--- DATA SHOWN ---

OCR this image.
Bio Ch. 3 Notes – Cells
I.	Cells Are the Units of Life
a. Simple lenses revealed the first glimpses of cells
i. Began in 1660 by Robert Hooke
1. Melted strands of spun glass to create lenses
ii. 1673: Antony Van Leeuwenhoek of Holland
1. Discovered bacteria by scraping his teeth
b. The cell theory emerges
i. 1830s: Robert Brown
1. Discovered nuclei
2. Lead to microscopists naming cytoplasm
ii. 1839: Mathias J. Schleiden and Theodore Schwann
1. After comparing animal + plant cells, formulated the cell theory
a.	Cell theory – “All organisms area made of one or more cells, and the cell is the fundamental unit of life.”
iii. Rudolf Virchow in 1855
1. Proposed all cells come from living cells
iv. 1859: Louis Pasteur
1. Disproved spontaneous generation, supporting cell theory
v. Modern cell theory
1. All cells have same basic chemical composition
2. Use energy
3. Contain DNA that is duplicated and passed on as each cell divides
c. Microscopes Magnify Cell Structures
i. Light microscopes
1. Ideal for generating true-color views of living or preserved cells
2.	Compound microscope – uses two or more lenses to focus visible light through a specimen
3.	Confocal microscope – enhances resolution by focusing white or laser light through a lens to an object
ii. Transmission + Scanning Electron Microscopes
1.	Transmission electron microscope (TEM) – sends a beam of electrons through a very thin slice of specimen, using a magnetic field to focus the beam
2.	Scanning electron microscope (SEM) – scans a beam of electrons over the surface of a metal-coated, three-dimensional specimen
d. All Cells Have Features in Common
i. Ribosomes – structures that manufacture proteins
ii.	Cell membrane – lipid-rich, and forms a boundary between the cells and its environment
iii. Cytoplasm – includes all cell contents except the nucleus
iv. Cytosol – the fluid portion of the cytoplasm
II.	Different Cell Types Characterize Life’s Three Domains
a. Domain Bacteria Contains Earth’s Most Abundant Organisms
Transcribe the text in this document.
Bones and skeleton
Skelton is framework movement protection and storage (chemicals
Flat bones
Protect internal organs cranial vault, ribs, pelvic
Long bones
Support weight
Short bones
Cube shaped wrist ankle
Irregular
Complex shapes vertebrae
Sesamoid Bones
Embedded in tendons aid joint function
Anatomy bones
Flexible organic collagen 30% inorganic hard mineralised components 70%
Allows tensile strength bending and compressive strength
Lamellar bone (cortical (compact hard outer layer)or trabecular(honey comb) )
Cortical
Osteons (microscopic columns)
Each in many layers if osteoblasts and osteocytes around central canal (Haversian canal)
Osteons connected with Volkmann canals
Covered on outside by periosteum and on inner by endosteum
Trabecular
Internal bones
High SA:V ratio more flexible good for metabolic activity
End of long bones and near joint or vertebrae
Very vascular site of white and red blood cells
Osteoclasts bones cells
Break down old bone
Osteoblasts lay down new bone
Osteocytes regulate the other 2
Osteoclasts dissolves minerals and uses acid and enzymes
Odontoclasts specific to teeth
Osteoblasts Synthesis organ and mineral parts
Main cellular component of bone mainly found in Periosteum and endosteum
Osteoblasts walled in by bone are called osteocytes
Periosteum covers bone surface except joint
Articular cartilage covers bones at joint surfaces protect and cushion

---

TRY IT: Filter the entries by the string "Osteons" and copy each matching line.

EXPECTED ANSWER:
Osteons (microscopic columns)
Osteons connected with Volkmann canals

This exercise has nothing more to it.